**Goal**
Pictures stay out of your copy, but everything else in the records below must be repeated exactly.

# # #

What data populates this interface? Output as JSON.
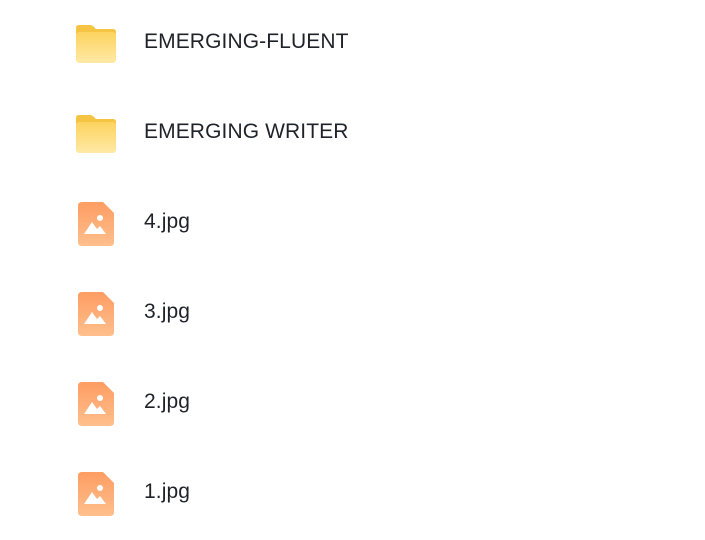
{
  "file_list": {
    "items": [
      {
        "name": "EMERGING-FLUENT",
        "type": "folder",
        "icon": "folder-icon"
      },
      {
        "name": "EMERGING WRITER",
        "type": "folder",
        "icon": "folder-icon"
      },
      {
        "name": "4.jpg",
        "type": "image",
        "icon": "image-file-icon"
      },
      {
        "name": "3.jpg",
        "type": "image",
        "icon": "image-file-icon"
      },
      {
        "name": "2.jpg",
        "type": "image",
        "icon": "image-file-icon"
      },
      {
        "name": "1.jpg",
        "type": "image",
        "icon": "image-file-icon"
      }
    ]
  },
  "colors": {
    "folder": "#fcd66a",
    "folder_light": "#ffe89a",
    "image_icon": "#fda26b",
    "image_icon_light": "#ffc08f",
    "text": "#1f2329"
  }
}
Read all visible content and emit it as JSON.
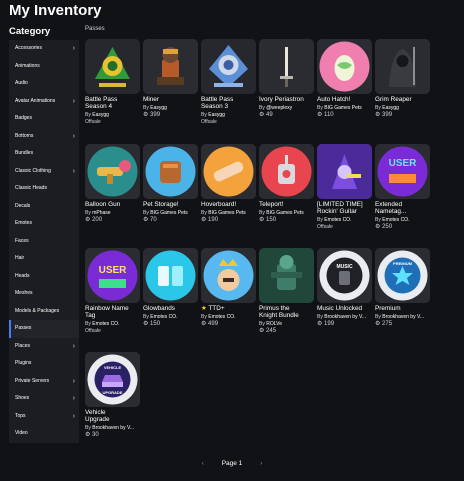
{
  "title": "My Inventory",
  "category_heading": "Category",
  "section_heading": "Passes",
  "sidebar": [
    {
      "label": "Accessories",
      "chevron": true
    },
    {
      "label": "Animations",
      "chevron": false
    },
    {
      "label": "Audio",
      "chevron": false
    },
    {
      "label": "Avatar Animations",
      "chevron": true
    },
    {
      "label": "Badges",
      "chevron": false
    },
    {
      "label": "Bottoms",
      "chevron": true
    },
    {
      "label": "Bundles",
      "chevron": false
    },
    {
      "label": "Classic Clothing",
      "chevron": true
    },
    {
      "label": "Classic Heads",
      "chevron": false
    },
    {
      "label": "Decals",
      "chevron": false
    },
    {
      "label": "Emotes",
      "chevron": false
    },
    {
      "label": "Faces",
      "chevron": false
    },
    {
      "label": "Hair",
      "chevron": false
    },
    {
      "label": "Heads",
      "chevron": false
    },
    {
      "label": "Meshes",
      "chevron": false
    },
    {
      "label": "Models & Packages",
      "chevron": false
    },
    {
      "label": "Passes",
      "chevron": false,
      "active": true
    },
    {
      "label": "Places",
      "chevron": true
    },
    {
      "label": "Plugins",
      "chevron": false
    },
    {
      "label": "Private Servers",
      "chevron": true
    },
    {
      "label": "Shoes",
      "chevron": true
    },
    {
      "label": "Tops",
      "chevron": true
    },
    {
      "label": "Video",
      "chevron": false
    }
  ],
  "items": [
    {
      "name": "Battle Pass\nSeason 4",
      "by": "By",
      "creator": "Easygg",
      "price": "",
      "note": "Offsale",
      "icon": "battle-pass-season-4-icon",
      "bg": "#26282e"
    },
    {
      "name": "Miner",
      "by": "By",
      "creator": "Easygg",
      "price": "399",
      "note": "",
      "icon": "miner-icon",
      "bg": "#2a2c31"
    },
    {
      "name": "Battle Pass\nSeason 3",
      "by": "By",
      "creator": "Easygg",
      "price": "",
      "note": "Offsale",
      "icon": "battle-pass-season-3-icon",
      "bg": "#26282e"
    },
    {
      "name": "Ivory Periastron",
      "by": "By",
      "creator": "@weeplexy",
      "price": "49",
      "note": "",
      "icon": "ivory-periastron-icon",
      "bg": "#2a2c31"
    },
    {
      "name": "Auto Hatch!",
      "by": "By",
      "creator": "BIG Games Pets",
      "price": "110",
      "note": "",
      "icon": "auto-hatch-icon",
      "bg": "#2a2c31"
    },
    {
      "name": "Grim Reaper",
      "by": "By",
      "creator": "Easygg",
      "price": "399",
      "note": "",
      "icon": "grim-reaper-icon",
      "bg": "#2a2c31"
    },
    {
      "name": "Balloon Gun",
      "by": "By",
      "creator": "mPhase",
      "price": "200",
      "note": "",
      "icon": "balloon-gun-icon",
      "bg": "#2a2c31"
    },
    {
      "name": "Pet Storage!",
      "by": "By",
      "creator": "BIG Games Pets",
      "price": "70",
      "note": "",
      "icon": "pet-storage-icon",
      "bg": "#2a2c31"
    },
    {
      "name": "Hoverboard!",
      "by": "By",
      "creator": "BIG Games Pets",
      "price": "190",
      "note": "",
      "icon": "hoverboard-icon",
      "bg": "#2a2c31"
    },
    {
      "name": "Teleport!",
      "by": "By",
      "creator": "BIG Games Pets",
      "price": "150",
      "note": "",
      "icon": "teleport-icon",
      "bg": "#2a2c31"
    },
    {
      "name": "[LIMITED TIME]\nRockin' Guitar",
      "by": "By",
      "creator": "Emotes CO.",
      "price": "",
      "note": "Offsale",
      "icon": "rockin-guitar-icon",
      "bg": "#2a2c31"
    },
    {
      "name": "Extended\nNametag...",
      "by": "By",
      "creator": "Emotes CO.",
      "price": "250",
      "note": "",
      "icon": "extended-nametag-icon",
      "bg": "#2a2c31"
    },
    {
      "name": "Rainbow Name\nTag",
      "by": "By",
      "creator": "Emotes CO.",
      "price": "",
      "note": "Offsale",
      "icon": "rainbow-name-tag-icon",
      "bg": "#2a2c31"
    },
    {
      "name": "Glowbands",
      "by": "By",
      "creator": "Emotes CO.",
      "price": "150",
      "note": "",
      "icon": "glowbands-icon",
      "bg": "#2a2c31"
    },
    {
      "name": "TTD+",
      "by": "By",
      "creator": "Emotes CO.",
      "price": "499",
      "note": "",
      "icon": "ttd-plus-icon",
      "bg": "#2a2c31",
      "star": true
    },
    {
      "name": "Primus the\nKnight Bundle",
      "by": "By",
      "creator": "ROLVe",
      "price": "245",
      "note": "",
      "icon": "primus-knight-icon",
      "bg": "#2a2c31"
    },
    {
      "name": "Music Unlocked",
      "by": "By",
      "creator": "Brookhaven by V...",
      "price": "199",
      "note": "",
      "icon": "music-unlocked-icon",
      "bg": "#2a2c31"
    },
    {
      "name": "Premium",
      "by": "By",
      "creator": "Brookhaven by V...",
      "price": "275",
      "note": "",
      "icon": "premium-icon",
      "bg": "#2a2c31"
    },
    {
      "name": "Vehicle\nUpgrade",
      "by": "By",
      "creator": "Brookhaven by V...",
      "price": "30",
      "note": "",
      "icon": "vehicle-upgrade-icon",
      "bg": "#2a2c31"
    }
  ],
  "thumb_text": {
    "user_a": "USER",
    "user_b": "USER",
    "music": "MUSIC",
    "premium": "PREMIUM",
    "vehicle_top": "VEHICLE",
    "vehicle_bottom": "UPGRADE"
  },
  "pager": {
    "prev": "‹",
    "label": "Page 1",
    "next": "›"
  },
  "colors": {
    "accent": "#3b82f6",
    "background": "#111216",
    "sidebar": "#1c1d22",
    "card": "#2a2c31"
  }
}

# # #

**Solution to this task**
What data populates this interface? Output as JSON.
{
  "file_list": {
    "items": [
      {
        "name": "EMERGING-FLUENT",
        "type": "folder",
        "icon": "folder-icon"
      },
      {
        "name": "EMERGING WRITER",
        "type": "folder",
        "icon": "folder-icon"
      },
      {
        "name": "4.jpg",
        "type": "image",
        "icon": "image-file-icon"
      },
      {
        "name": "3.jpg",
        "type": "image",
        "icon": "image-file-icon"
      },
      {
        "name": "2.jpg",
        "type": "image",
        "icon": "image-file-icon"
      },
      {
        "name": "1.jpg",
        "type": "image",
        "icon": "image-file-icon"
      }
    ]
  },
  "colors": {
    "folder": "#fcd66a",
    "folder_light": "#ffe89a",
    "image_icon": "#fda26b",
    "image_icon_light": "#ffc08f",
    "text": "#1f2329"
  }
}
Read all visible content and emit it as JSON.
{
  "title": "My Inventory",
  "category_heading": "Category",
  "section_heading": "Passes",
  "sidebar": [
    {
      "label": "Accessories",
      "chevron": true
    },
    {
      "label": "Animations",
      "chevron": false
    },
    {
      "label": "Audio",
      "chevron": false
    },
    {
      "label": "Avatar Animations",
      "chevron": true
    },
    {
      "label": "Badges",
      "chevron": false
    },
    {
      "label": "Bottoms",
      "chevron": true
    },
    {
      "label": "Bundles",
      "chevron": false
    },
    {
      "label": "Classic Clothing",
      "chevron": true
    },
    {
      "label": "Classic Heads",
      "chevron": false
    },
    {
      "label": "Decals",
      "chevron": false
    },
    {
      "label": "Emotes",
      "chevron": false
    },
    {
      "label": "Faces",
      "chevron": false
    },
    {
      "label": "Hair",
      "chevron": false
    },
    {
      "label": "Heads",
      "chevron": false
    },
    {
      "label": "Meshes",
      "chevron": false
    },
    {
      "label": "Models & Packages",
      "chevron": false
    },
    {
      "label": "Passes",
      "chevron": false,
      "active": true
    },
    {
      "label": "Places",
      "chevron": true
    },
    {
      "label": "Plugins",
      "chevron": false
    },
    {
      "label": "Private Servers",
      "chevron": true
    },
    {
      "label": "Shoes",
      "chevron": true
    },
    {
      "label": "Tops",
      "chevron": true
    },
    {
      "label": "Video",
      "chevron": false
    }
  ],
  "items": [
    {
      "name": "Battle Pass\nSeason 4",
      "by": "By",
      "creator": "Easygg",
      "price": "",
      "note": "Offsale",
      "icon": "battle-pass-season-4-icon",
      "bg": "#26282e"
    },
    {
      "name": "Miner",
      "by": "By",
      "creator": "Easygg",
      "price": "399",
      "note": "",
      "icon": "miner-icon",
      "bg": "#2a2c31"
    },
    {
      "name": "Battle Pass\nSeason 3",
      "by": "By",
      "creator": "Easygg",
      "price": "",
      "note": "Offsale",
      "icon": "battle-pass-season-3-icon",
      "bg": "#26282e"
    },
    {
      "name": "Ivory Periastron",
      "by": "By",
      "creator": "@weeplexy",
      "price": "49",
      "note": "",
      "icon": "ivory-periastron-icon",
      "bg": "#2a2c31"
    },
    {
      "name": "Auto Hatch!",
      "by": "By",
      "creator": "BIG Games Pets",
      "price": "110",
      "note": "",
      "icon": "auto-hatch-icon",
      "bg": "#2a2c31"
    },
    {
      "name": "Grim Reaper",
      "by": "By",
      "creator": "Easygg",
      "price": "399",
      "note": "",
      "icon": "grim-reaper-icon",
      "bg": "#2a2c31"
    },
    {
      "name": "Balloon Gun",
      "by": "By",
      "creator": "mPhase",
      "price": "200",
      "note": "",
      "icon": "balloon-gun-icon",
      "bg": "#2a2c31"
    },
    {
      "name": "Pet Storage!",
      "by": "By",
      "creator": "BIG Games Pets",
      "price": "70",
      "note": "",
      "icon": "pet-storage-icon",
      "bg": "#2a2c31"
    },
    {
      "name": "Hoverboard!",
      "by": "By",
      "creator": "BIG Games Pets",
      "price": "190",
      "note": "",
      "icon": "hoverboard-icon",
      "bg": "#2a2c31"
    },
    {
      "name": "Teleport!",
      "by": "By",
      "creator": "BIG Games Pets",
      "price": "150",
      "note": "",
      "icon": "teleport-icon",
      "bg": "#2a2c31"
    },
    {
      "name": "[LIMITED TIME]\nRockin' Guitar",
      "by": "By",
      "creator": "Emotes CO.",
      "price": "",
      "note": "Offsale",
      "icon": "rockin-guitar-icon",
      "bg": "#2a2c31"
    },
    {
      "name": "Extended\nNametag...",
      "by": "By",
      "creator": "Emotes CO.",
      "price": "250",
      "note": "",
      "icon": "extended-nametag-icon",
      "bg": "#2a2c31"
    },
    {
      "name": "Rainbow Name\nTag",
      "by": "By",
      "creator": "Emotes CO.",
      "price": "",
      "note": "Offsale",
      "icon": "rainbow-name-tag-icon",
      "bg": "#2a2c31"
    },
    {
      "name": "Glowbands",
      "by": "By",
      "creator": "Emotes CO.",
      "price": "150",
      "note": "",
      "icon": "glowbands-icon",
      "bg": "#2a2c31"
    },
    {
      "name": "TTD+",
      "by": "By",
      "creator": "Emotes CO.",
      "price": "499",
      "note": "",
      "icon": "ttd-plus-icon",
      "bg": "#2a2c31",
      "star": true
    },
    {
      "name": "Primus the\nKnight Bundle",
      "by": "By",
      "creator": "ROLVe",
      "price": "245",
      "note": "",
      "icon": "primus-knight-icon",
      "bg": "#2a2c31"
    },
    {
      "name": "Music Unlocked",
      "by": "By",
      "creator": "Brookhaven by V...",
      "price": "199",
      "note": "",
      "icon": "music-unlocked-icon",
      "bg": "#2a2c31"
    },
    {
      "name": "Premium",
      "by": "By",
      "creator": "Brookhaven by V...",
      "price": "275",
      "note": "",
      "icon": "premium-icon",
      "bg": "#2a2c31"
    },
    {
      "name": "Vehicle\nUpgrade",
      "by": "By",
      "creator": "Brookhaven by V...",
      "price": "30",
      "note": "",
      "icon": "vehicle-upgrade-icon",
      "bg": "#2a2c31"
    }
  ],
  "thumb_text": {
    "user_a": "USER",
    "user_b": "USER",
    "music": "MUSIC",
    "premium": "PREMIUM",
    "vehicle_top": "VEHICLE",
    "vehicle_bottom": "UPGRADE"
  },
  "pager": {
    "prev": "‹",
    "label": "Page 1",
    "next": "›"
  },
  "colors": {
    "accent": "#3b82f6",
    "background": "#111216",
    "sidebar": "#1c1d22",
    "card": "#2a2c31"
  }
}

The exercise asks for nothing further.